__Data entries__.
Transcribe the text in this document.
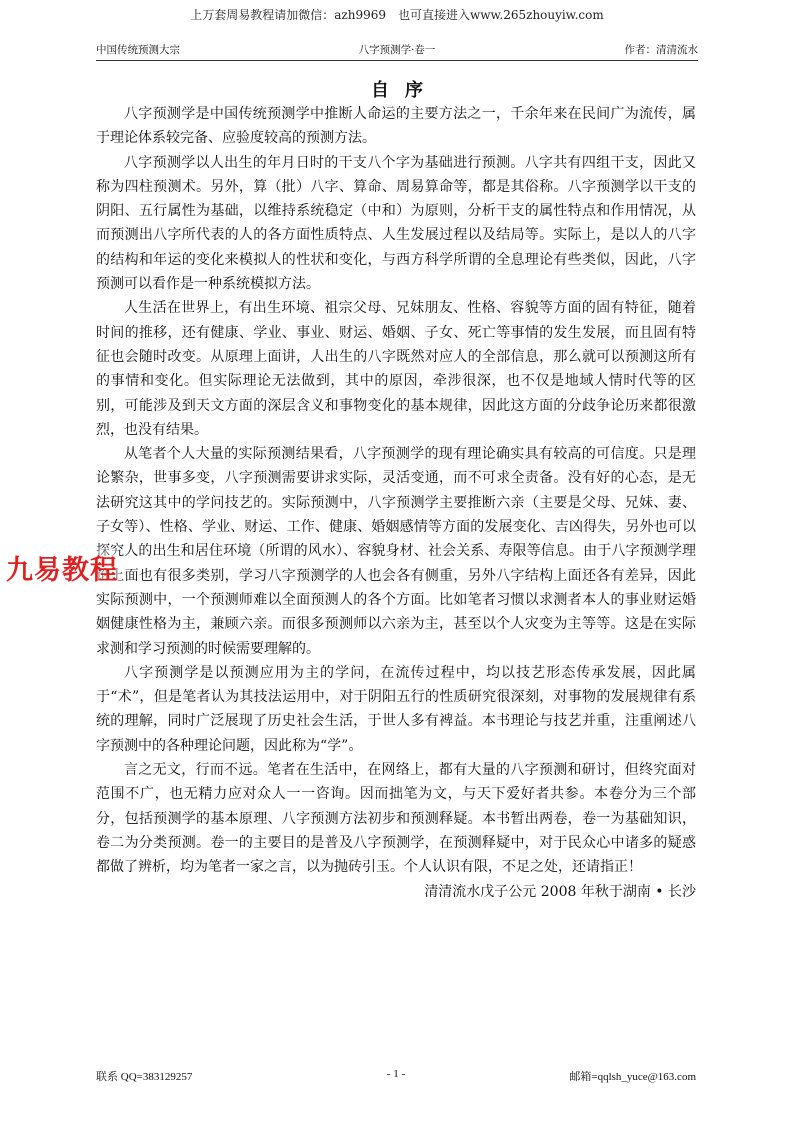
上万套周易教程请加微信：azh9969　也可直接进入www.265zhouyiw.com
中国传统预测大宗	八字预测学·卷一	作者：清清流水
自序

八字预测学是中国传统预测学中推断人命运的主要方法之一，千余年来在民间广为流传，属于理论体系较完备、应验度较高的预测方法。

八字预测学以人出生的年月日时的干支八个字为基础进行预测。八字共有四组干支，因此又称为四柱预测术。另外，算（批）八字、算命、周易算命等，都是其俗称。八字预测学以干支的阴阳、五行属性为基础，以维持系统稳定（中和）为原则，分析干支的属性特点和作用情况，从而预测出八字所代表的人的各方面性质特点、人生发展过程以及结局等。实际上，是以人的八字的结构和年运的变化来模拟人的性状和变化，与西方科学所谓的全息理论有些类似，因此，八字预测可以看作是一种系统模拟方法。

人生活在世界上，有出生环境、祖宗父母、兄妹朋友、性格、容貌等方面的固有特征，随着时间的推移，还有健康、学业、事业、财运、婚姻、子女、死亡等事情的发生发展，而且固有特征也会随时改变。从原理上面讲，人出生的八字既然对应人的全部信息，那么就可以预测这所有的事情和变化。但实际理论无法做到，其中的原因，牵涉很深，也不仅是地域人情时代等的区别，可能涉及到天文方面的深层含义和事物变化的基本规律，因此这方面的分歧争论历来都很激烈，也没有结果。

从笔者个人大量的实际预测结果看，八字预测学的现有理论确实具有较高的可信度。只是理论繁杂，世事多变，八字预测需要讲求实际，灵活变通，而不可求全责备。没有好的心态，是无法研究这其中的学问技艺的。实际预测中，八字预测学主要推断六亲（主要是父母、兄妹、妻、子女等）、性格、学业、财运、工作、健康、婚姻感情等方面的发展变化、吉凶得失，另外也可以探究人的出生和居住环境（所谓的风水）、容貌身材、社会关系、寿限等信息。由于八字预测学理论上面也有很多类别，学习八字预测学的人也会各有侧重，另外八字结构上面还各有差异，因此实际预测中，一个预测师难以全面预测人的各个方面。比如笔者习惯以求测者本人的事业财运婚姻健康性格为主，兼顾六亲。而很多预测师以六亲为主，甚至以个人灾变为主等等。这是在实际求测和学习预测的时候需要理解的。

八字预测学是以预测应用为主的学问，在流传过程中，均以技艺形态传承发展，因此属于“术”，但是笔者认为其技法运用中，对于阴阳五行的性质研究很深刻，对事物的发展规律有系统的理解，同时广泛展现了历史社会生活，于世人多有裨益。本书理论与技艺并重，注重阐述八字预测中的各种理论问题，因此称为“学”。

言之无文，行而不远。笔者在生活中，在网络上，都有大量的八字预测和研讨，但终究面对范围不广，也无精力应对众人一一咨询。因而拙笔为文，与天下爱好者共参。本卷分为三个部分，包括预测学的基本原理、八字预测方法初步和预测释疑。本书暂出两卷，卷一为基础知识，卷二为分类预测。卷一的主要目的是普及八字预测学，在预测释疑中，对于民众心中诸多的疑惑都做了辨析，均为笔者一家之言，以为抛砖引玉。个人认识有限，不足之处，还请指正！

清清流水戊子公元 2008 年秋于湖南 • 长沙

九易教程
联系 QQ=383129257	- 1 -	邮箱=qqlsh_yuce@163.com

__Directions for this task__. Make an exact copy of all the material, but keep the pictures out of it.

__Final result__.
Transcribe the text in this document.
上万套周易教程请加微信：azh9969　也可直接进入www.265zhouyiw.com
中国传统预测大宗	八字预测学·卷一	作者：清清流水
自序

八字预测学是中国传统预测学中推断人命运的主要方法之一，千余年来在民间广为流传，属于理论体系较完备、应验度较高的预测方法。

八字预测学以人出生的年月日时的干支八个字为基础进行预测。八字共有四组干支，因此又称为四柱预测术。另外，算（批）八字、算命、周易算命等，都是其俗称。八字预测学以干支的阴阳、五行属性为基础，以维持系统稳定（中和）为原则，分析干支的属性特点和作用情况，从而预测出八字所代表的人的各方面性质特点、人生发展过程以及结局等。实际上，是以人的八字的结构和年运的变化来模拟人的性状和变化，与西方科学所谓的全息理论有些类似，因此，八字预测可以看作是一种系统模拟方法。

人生活在世界上，有出生环境、祖宗父母、兄妹朋友、性格、容貌等方面的固有特征，随着时间的推移，还有健康、学业、事业、财运、婚姻、子女、死亡等事情的发生发展，而且固有特征也会随时改变。从原理上面讲，人出生的八字既然对应人的全部信息，那么就可以预测这所有的事情和变化。但实际理论无法做到，其中的原因，牵涉很深，也不仅是地域人情时代等的区别，可能涉及到天文方面的深层含义和事物变化的基本规律，因此这方面的分歧争论历来都很激烈，也没有结果。

从笔者个人大量的实际预测结果看，八字预测学的现有理论确实具有较高的可信度。只是理论繁杂，世事多变，八字预测需要讲求实际，灵活变通，而不可求全责备。没有好的心态，是无法研究这其中的学问技艺的。实际预测中，八字预测学主要推断六亲（主要是父母、兄妹、妻、子女等）、性格、学业、财运、工作、健康、婚姻感情等方面的发展变化、吉凶得失，另外也可以探究人的出生和居住环境（所谓的风水）、容貌身材、社会关系、寿限等信息。由于八字预测学理论上面也有很多类别，学习八字预测学的人也会各有侧重，另外八字结构上面还各有差异，因此实际预测中，一个预测师难以全面预测人的各个方面。比如笔者习惯以求测者本人的事业财运婚姻健康性格为主，兼顾六亲。而很多预测师以六亲为主，甚至以个人灾变为主等等。这是在实际求测和学习预测的时候需要理解的。

八字预测学是以预测应用为主的学问，在流传过程中，均以技艺形态传承发展，因此属于“术”，但是笔者认为其技法运用中，对于阴阳五行的性质研究很深刻，对事物的发展规律有系统的理解，同时广泛展现了历史社会生活，于世人多有裨益。本书理论与技艺并重，注重阐述八字预测中的各种理论问题，因此称为“学”。

言之无文，行而不远。笔者在生活中，在网络上，都有大量的八字预测和研讨，但终究面对范围不广，也无精力应对众人一一咨询。因而拙笔为文，与天下爱好者共参。本卷分为三个部分，包括预测学的基本原理、八字预测方法初步和预测释疑。本书暂出两卷，卷一为基础知识，卷二为分类预测。卷一的主要目的是普及八字预测学，在预测释疑中，对于民众心中诸多的疑惑都做了辨析，均为笔者一家之言，以为抛砖引玉。个人认识有限，不足之处，还请指正！

清清流水戊子公元 2008 年秋于湖南 • 长沙

九易教程
联系 QQ=383129257	- 1 -	邮箱=qqlsh_yuce@163.com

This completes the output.